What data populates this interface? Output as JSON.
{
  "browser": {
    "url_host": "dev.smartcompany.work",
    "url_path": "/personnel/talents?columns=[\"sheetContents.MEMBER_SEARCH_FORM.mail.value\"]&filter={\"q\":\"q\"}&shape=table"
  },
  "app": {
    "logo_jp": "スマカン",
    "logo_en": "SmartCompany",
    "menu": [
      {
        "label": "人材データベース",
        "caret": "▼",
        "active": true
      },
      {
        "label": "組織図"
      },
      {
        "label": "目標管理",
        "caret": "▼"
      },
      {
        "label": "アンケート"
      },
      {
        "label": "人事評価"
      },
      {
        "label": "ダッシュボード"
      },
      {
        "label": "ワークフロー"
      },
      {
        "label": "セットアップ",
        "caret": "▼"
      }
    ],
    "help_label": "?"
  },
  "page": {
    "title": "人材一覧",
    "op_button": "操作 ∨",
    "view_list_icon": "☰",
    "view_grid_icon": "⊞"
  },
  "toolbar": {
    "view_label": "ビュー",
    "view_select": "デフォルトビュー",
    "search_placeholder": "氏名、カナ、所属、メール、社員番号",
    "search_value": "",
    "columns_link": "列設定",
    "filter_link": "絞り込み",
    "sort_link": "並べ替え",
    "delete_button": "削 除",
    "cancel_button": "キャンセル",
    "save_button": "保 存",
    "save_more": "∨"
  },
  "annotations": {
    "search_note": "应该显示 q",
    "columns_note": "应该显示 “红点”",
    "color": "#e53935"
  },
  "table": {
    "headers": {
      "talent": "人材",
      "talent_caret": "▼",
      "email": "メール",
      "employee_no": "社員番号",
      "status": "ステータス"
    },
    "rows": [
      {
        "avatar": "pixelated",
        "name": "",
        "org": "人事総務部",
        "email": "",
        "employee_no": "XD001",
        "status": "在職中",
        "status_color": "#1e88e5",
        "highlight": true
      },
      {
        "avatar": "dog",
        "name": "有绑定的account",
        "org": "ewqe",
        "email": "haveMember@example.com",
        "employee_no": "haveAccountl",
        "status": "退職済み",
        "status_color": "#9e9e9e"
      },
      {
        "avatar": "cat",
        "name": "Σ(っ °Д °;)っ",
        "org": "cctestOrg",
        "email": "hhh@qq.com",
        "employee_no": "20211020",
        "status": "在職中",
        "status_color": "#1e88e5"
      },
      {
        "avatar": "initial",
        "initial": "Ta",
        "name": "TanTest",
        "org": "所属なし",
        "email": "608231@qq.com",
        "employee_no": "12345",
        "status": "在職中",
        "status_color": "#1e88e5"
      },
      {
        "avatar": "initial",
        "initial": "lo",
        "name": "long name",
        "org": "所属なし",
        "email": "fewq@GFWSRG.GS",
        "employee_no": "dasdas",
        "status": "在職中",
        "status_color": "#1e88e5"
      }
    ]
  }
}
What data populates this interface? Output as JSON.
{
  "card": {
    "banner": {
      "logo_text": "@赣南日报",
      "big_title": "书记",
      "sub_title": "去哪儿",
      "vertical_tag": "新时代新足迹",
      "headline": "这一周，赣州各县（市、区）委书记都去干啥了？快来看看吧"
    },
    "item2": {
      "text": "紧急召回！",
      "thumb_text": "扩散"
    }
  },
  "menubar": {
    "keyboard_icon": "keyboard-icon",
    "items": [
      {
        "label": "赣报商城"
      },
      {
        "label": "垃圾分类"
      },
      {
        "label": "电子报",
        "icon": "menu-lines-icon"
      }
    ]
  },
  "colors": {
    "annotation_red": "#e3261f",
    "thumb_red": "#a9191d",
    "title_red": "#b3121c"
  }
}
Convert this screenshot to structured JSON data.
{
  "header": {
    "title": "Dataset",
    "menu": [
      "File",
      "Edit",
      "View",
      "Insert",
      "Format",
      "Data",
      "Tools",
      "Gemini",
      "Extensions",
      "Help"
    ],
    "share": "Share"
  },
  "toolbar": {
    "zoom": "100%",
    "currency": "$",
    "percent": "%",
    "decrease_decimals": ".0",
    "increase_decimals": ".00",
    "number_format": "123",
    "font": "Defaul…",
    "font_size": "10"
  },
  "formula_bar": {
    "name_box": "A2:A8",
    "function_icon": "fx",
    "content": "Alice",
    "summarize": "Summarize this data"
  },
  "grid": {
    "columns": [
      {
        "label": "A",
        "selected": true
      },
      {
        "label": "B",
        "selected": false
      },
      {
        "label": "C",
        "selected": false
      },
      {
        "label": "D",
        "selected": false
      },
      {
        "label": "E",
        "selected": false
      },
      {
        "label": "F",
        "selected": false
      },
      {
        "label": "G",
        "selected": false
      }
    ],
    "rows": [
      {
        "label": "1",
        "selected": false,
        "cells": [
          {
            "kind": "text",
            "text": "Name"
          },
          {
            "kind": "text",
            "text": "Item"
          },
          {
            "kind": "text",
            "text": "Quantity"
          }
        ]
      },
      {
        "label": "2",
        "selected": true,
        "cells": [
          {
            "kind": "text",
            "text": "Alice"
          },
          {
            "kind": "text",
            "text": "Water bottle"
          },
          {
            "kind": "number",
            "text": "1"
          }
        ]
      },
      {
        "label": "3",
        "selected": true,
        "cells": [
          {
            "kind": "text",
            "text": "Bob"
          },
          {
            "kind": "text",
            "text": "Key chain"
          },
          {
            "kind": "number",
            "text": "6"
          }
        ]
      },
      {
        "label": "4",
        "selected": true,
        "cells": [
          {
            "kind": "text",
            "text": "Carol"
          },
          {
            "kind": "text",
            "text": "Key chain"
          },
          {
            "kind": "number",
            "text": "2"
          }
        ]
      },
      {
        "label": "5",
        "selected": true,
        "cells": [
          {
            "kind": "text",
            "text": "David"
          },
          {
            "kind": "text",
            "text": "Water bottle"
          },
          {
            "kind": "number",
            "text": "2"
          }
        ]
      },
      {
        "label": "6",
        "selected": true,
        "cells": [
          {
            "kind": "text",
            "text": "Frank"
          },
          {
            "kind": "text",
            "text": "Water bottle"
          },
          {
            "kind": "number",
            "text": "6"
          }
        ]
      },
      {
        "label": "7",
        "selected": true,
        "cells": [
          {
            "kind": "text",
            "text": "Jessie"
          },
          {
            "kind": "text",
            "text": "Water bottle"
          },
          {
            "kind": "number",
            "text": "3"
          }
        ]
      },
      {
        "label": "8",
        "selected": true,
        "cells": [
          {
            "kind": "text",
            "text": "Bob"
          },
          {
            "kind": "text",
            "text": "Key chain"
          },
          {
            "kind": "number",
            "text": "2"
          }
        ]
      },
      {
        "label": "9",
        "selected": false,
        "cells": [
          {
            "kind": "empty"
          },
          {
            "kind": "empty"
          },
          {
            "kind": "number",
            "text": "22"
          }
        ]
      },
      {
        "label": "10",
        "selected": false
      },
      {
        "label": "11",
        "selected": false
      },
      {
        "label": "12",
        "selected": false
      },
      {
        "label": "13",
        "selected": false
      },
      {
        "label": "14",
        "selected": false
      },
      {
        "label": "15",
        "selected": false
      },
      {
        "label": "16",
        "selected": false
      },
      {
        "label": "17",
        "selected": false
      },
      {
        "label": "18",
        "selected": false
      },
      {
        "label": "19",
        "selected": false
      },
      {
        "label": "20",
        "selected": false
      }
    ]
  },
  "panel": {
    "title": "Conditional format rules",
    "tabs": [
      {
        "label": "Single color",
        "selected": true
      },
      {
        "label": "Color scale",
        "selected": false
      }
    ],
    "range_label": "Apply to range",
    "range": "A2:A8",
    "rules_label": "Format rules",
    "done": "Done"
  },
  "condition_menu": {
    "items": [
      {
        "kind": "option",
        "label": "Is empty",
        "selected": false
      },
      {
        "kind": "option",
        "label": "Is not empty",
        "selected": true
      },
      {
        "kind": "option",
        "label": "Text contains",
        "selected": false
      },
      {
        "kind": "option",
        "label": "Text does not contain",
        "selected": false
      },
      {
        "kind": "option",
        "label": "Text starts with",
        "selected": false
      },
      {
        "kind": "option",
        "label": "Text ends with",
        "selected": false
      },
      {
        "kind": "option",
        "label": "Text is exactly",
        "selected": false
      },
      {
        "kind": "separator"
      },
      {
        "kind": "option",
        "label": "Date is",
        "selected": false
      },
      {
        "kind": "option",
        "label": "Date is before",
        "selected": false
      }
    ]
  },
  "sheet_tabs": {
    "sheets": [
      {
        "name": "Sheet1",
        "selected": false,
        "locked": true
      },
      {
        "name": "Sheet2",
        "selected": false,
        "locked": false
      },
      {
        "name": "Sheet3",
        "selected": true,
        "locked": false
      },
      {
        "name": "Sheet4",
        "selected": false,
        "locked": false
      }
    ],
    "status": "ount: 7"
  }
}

+--

■ GOAL:
Return each line of the data that contains the string "avatar".

■ SOLUTION TO THIS PROBLEM:
        "avatar": "pixelated",
        "avatar": "dog",
        "avatar": "cat",
        "avatar": "initial",
        "avatar": "initial",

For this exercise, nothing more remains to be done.